*** Supplied material
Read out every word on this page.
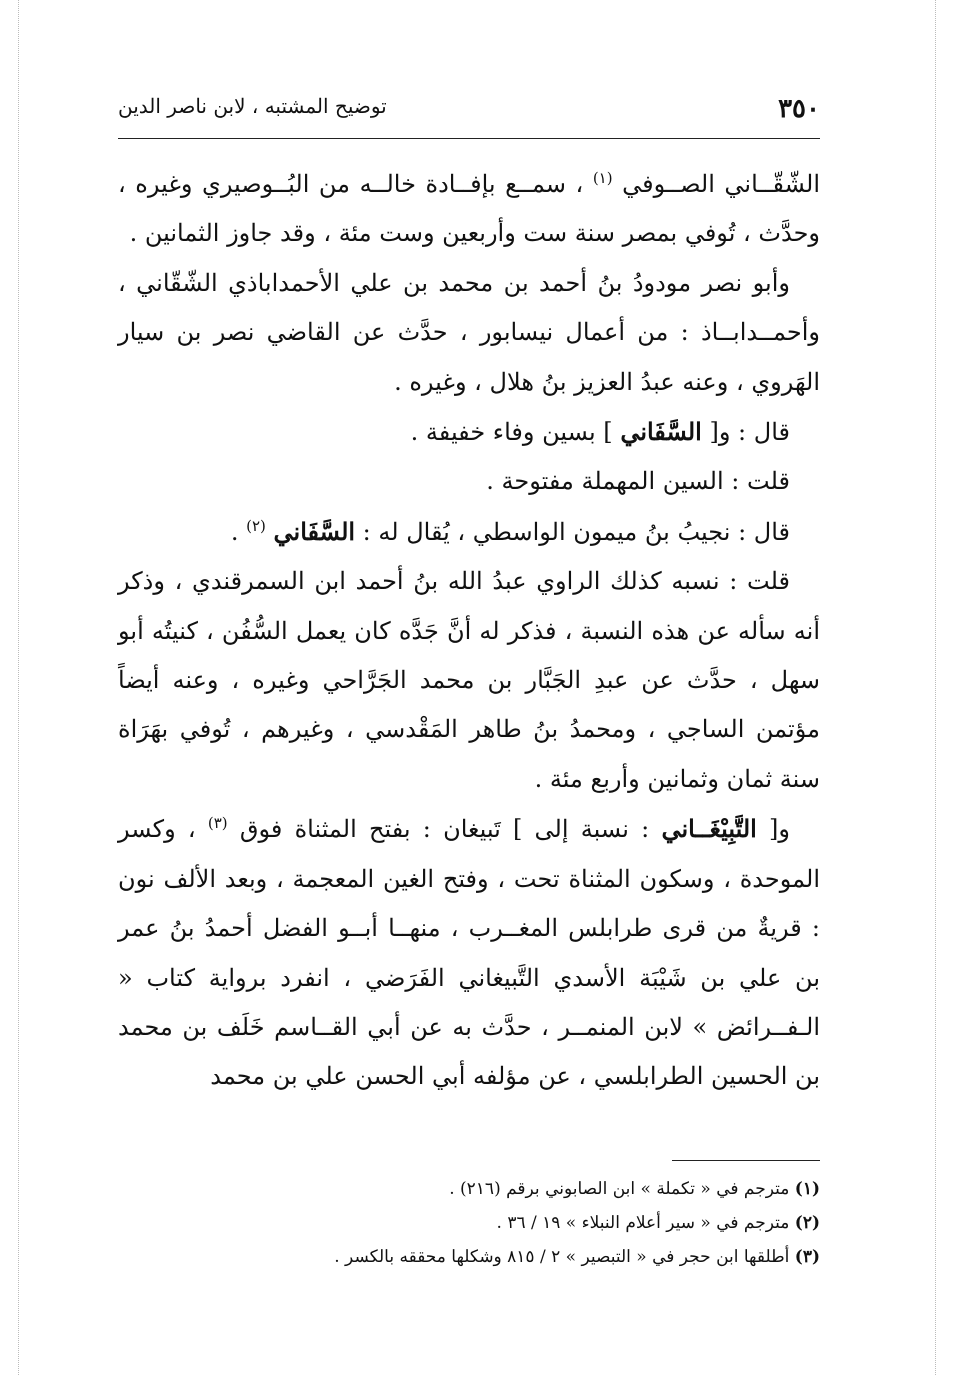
٣٥٠
توضيح المشتبه ، لابن ناصر الدين

الشّقّــاني الصــوفي $^{(١)}$ ، سمــع بإفــادة خالــه من البُــوصيري وغيره ، وحدَّث ، تُوفي بمصر سنة ست وأربعين وست مئة ، وقد جاوز الثمانين .

وأبو نصر مودودُ بنُ أحمد بن محمد بن علي الأحمداباذي الشّقّاني ، وأحمــدابــاذ : من أعمال نيسابور ، حدَّث عن القاضي نصر بن سيار الهَروي ، وعنه عبدُ العزيز بنُ هلال ، وغيره .

قال : و[ السَّفَاني ] بسين وفاء خفيفة .

قلت : السين المهملة مفتوحة .

قال : نجيبُ بنُ ميمون الواسطي ، يُقال له : السَّفَاني $^{(٢)}$ .

قلت : نسبه كذلك الراوي عبدُ الله بنُ أحمد ابن السمرقندي ، وذكر أنه سأله عن هذه النسبة ، فذكر له أنَّ جَدَّه كان يعمل السُّفُن ، كنيتُه أبو سهل ، حدَّث عن عبدِ الجَبَّار بن محمد الجَرَّاحي وغيره ، وعنه أيضاً مؤتمن الساجي ، ومحمدُ بنُ طاهر المَقْدسي ، وغيرهم ، تُوفي بهَرَاة سنة ثمان وثمانين وأربع مئة .

و[ التَّبِيْغَــاني : نسبة إلى ] تَبيغان : بفتح المثناة فوق $^{(٣)}$ ، وكسر الموحدة ، وسكون المثناة تحت ، وفتح الغين المعجمة ، وبعد الألف نون : قريةٌ من قرى طرابلس المغــرب ، منهــا أبــو الفضل أحمدُ بنُ عمر بن علي بن شَيْبَة الأسدي التَّبيغاني الفَرَضي ، انفرد برواية كتاب « الـفــرائض » لابن المنمــر ، حدَّث به عن أبي القــاسم خَلَف بن محمد بن الحسين الطرابلسي ، عن مؤلفه أبي الحسن علي بن محمد

(١) مترجم في « تكملة » ابن الصابوني برقم (٢١٦) .

(٢) مترجم في « سير أعلام النبلاء » ١٩ / ٣٦ .

(٣) أطلقها ابن حجر في « التبصير » ٢ / ٨١٥ وشكلها محققه بالكسر .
******
# Work to do
Copy every line in the listing above where the string "مترجم" turns up.

# Correct answer
(١) مترجم في « تكملة » ابن الصابوني برقم (٢١٦) .
(٢) مترجم في « سير أعلام النبلاء » ١٩ / ٣٦ .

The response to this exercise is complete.